▶ **Written request**
Select all lines with the string "body" in them, and copy those lines.
▬▬▬▬▬▬
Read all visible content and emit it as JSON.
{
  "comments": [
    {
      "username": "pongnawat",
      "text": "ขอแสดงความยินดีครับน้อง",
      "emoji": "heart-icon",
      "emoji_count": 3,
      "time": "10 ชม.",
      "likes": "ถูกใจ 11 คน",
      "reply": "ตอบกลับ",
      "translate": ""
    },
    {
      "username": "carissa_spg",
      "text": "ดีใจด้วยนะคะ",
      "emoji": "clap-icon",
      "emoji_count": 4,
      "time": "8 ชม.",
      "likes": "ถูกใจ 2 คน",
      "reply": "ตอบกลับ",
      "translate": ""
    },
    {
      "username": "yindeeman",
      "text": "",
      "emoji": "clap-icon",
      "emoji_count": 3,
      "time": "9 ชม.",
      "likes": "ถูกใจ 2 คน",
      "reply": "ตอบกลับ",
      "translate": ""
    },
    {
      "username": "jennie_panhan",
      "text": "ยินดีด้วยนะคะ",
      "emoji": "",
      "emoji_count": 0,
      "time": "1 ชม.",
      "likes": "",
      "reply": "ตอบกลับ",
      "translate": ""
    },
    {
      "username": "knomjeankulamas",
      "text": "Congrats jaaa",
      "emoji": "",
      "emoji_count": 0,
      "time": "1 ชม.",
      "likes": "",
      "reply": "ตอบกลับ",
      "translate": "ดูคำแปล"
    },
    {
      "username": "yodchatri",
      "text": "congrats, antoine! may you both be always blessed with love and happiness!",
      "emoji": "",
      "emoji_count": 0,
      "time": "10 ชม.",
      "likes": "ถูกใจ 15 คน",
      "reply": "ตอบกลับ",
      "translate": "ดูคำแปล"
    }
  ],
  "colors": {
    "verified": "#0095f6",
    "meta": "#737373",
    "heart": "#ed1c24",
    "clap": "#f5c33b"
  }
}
▬▬▬▬▬▬
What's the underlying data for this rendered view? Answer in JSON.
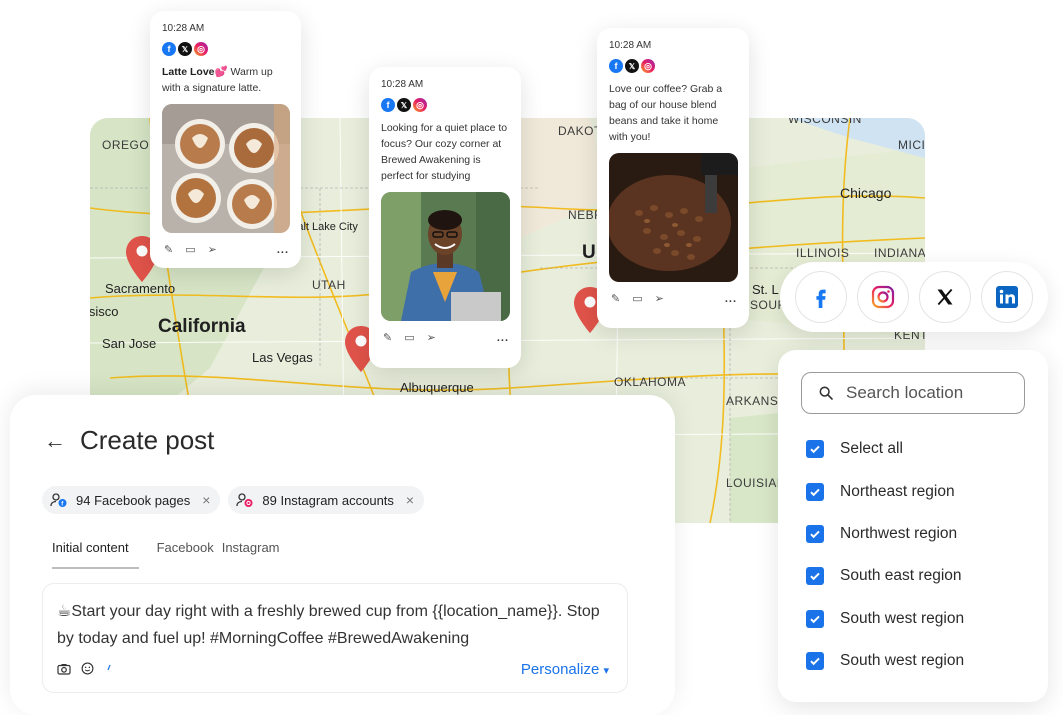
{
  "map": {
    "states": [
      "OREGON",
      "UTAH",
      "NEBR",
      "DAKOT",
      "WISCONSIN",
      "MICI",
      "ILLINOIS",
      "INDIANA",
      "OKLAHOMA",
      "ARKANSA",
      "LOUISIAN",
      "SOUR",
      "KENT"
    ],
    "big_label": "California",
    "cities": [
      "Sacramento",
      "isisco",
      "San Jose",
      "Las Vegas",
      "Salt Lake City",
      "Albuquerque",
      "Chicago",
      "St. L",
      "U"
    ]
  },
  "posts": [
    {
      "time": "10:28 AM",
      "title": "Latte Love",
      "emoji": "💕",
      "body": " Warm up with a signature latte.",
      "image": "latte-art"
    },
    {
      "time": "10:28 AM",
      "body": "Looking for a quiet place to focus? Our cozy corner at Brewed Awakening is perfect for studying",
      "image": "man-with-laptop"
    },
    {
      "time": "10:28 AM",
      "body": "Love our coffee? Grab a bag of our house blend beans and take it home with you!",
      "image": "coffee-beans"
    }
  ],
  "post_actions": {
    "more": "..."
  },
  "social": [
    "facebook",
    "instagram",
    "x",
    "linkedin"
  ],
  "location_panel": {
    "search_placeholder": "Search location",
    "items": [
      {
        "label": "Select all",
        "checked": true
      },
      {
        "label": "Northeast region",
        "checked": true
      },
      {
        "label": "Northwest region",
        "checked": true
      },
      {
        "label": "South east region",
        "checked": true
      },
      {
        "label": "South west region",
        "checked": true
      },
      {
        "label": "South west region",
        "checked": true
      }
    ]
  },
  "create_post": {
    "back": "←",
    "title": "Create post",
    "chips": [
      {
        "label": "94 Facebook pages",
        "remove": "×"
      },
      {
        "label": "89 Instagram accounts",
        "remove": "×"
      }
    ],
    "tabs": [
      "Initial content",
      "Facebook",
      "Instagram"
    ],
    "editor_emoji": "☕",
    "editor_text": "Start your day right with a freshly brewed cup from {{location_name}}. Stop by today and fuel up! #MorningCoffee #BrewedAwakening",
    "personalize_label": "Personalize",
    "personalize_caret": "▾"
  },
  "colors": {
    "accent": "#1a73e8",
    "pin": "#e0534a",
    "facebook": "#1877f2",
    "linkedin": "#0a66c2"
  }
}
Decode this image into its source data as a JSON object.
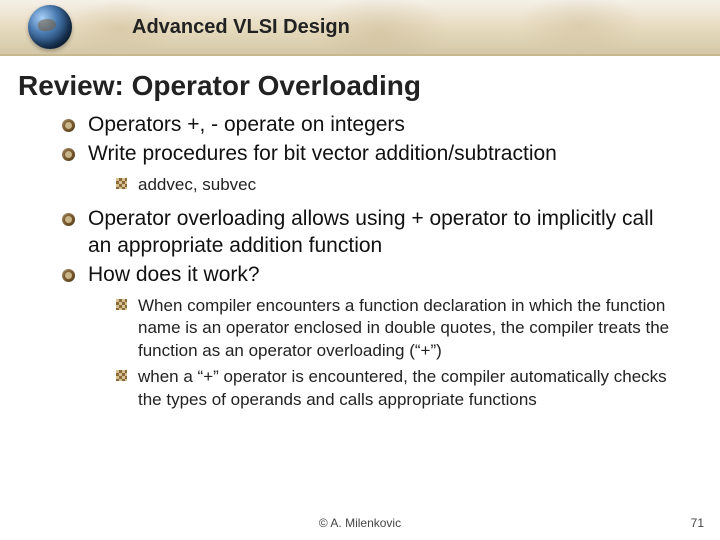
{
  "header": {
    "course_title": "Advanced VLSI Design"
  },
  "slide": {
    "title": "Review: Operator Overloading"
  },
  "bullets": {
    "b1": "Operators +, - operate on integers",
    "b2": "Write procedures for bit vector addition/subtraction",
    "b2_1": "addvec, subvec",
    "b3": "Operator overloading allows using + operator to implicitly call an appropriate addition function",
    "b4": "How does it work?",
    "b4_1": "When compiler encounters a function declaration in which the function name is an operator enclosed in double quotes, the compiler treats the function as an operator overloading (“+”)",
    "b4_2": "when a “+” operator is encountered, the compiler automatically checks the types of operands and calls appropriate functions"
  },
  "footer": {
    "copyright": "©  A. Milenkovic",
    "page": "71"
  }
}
▬▬▬▬▬▬
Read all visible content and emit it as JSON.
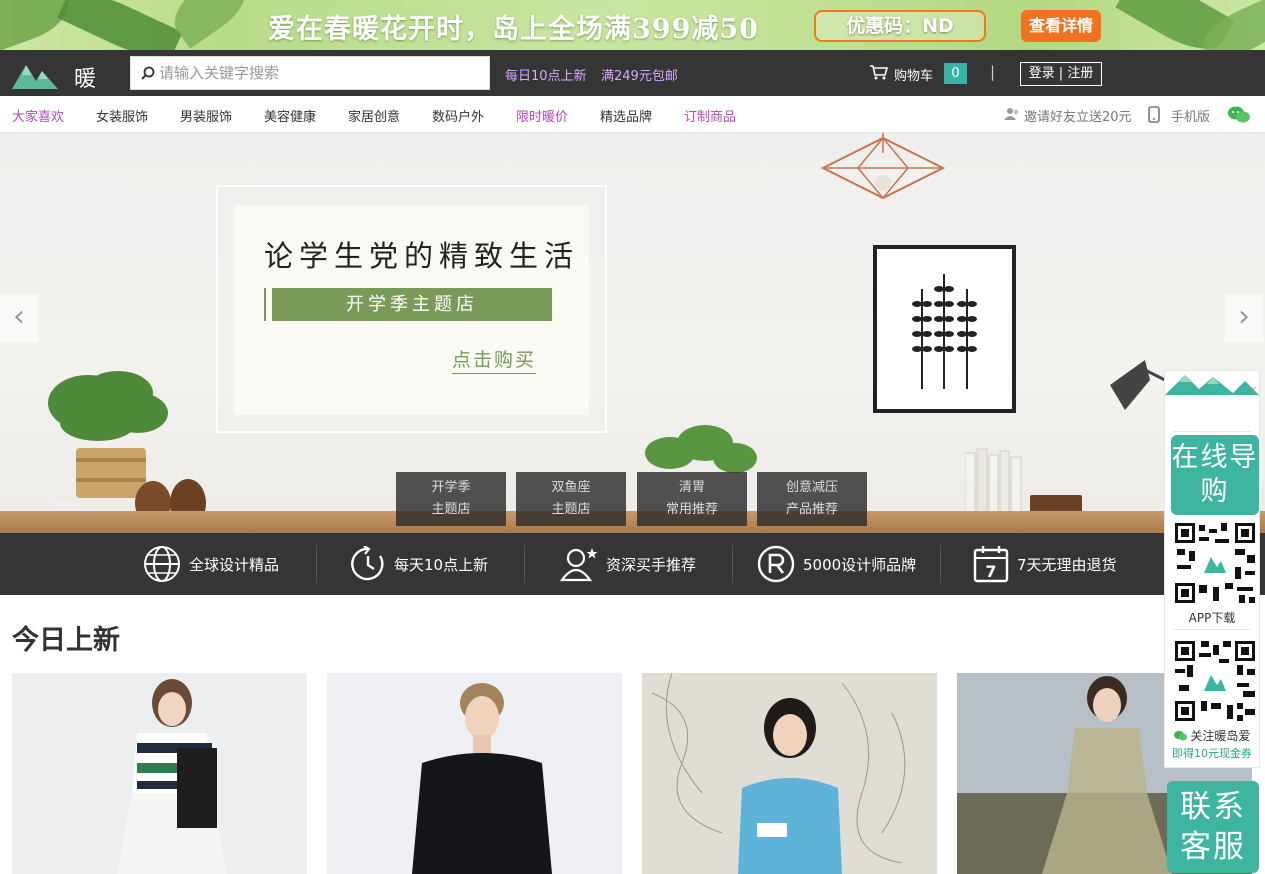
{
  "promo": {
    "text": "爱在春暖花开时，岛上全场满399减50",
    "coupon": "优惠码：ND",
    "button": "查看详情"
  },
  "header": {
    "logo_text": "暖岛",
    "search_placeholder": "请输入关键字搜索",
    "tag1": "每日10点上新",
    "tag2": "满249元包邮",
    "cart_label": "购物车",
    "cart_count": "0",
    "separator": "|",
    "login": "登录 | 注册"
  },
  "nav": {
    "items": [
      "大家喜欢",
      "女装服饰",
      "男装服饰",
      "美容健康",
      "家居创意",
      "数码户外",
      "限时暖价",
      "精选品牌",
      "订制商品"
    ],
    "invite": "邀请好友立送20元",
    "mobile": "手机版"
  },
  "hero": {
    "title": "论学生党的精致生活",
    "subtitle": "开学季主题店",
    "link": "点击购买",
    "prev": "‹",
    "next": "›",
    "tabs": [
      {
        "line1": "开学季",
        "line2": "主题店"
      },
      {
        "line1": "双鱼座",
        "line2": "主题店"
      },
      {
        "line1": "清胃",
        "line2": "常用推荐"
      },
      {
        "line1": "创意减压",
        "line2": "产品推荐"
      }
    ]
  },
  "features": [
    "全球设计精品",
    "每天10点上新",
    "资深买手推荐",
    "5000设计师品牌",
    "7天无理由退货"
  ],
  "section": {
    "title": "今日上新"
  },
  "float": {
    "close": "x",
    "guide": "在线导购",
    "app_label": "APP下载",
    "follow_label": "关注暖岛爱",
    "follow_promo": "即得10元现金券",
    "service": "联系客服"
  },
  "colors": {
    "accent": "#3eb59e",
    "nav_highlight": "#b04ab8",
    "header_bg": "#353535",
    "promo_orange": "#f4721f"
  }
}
▬▬▬▬▬▬
▶ **Result of the exercise**
      "body": " Warm up with a signature latte.",
      "body": "Looking for a quiet place to focus? Our cozy corner at Brewed Awakening is perfect for studying",
      "body": "Love our coffee? Grab a bag of our house blend beans and take it home with you!",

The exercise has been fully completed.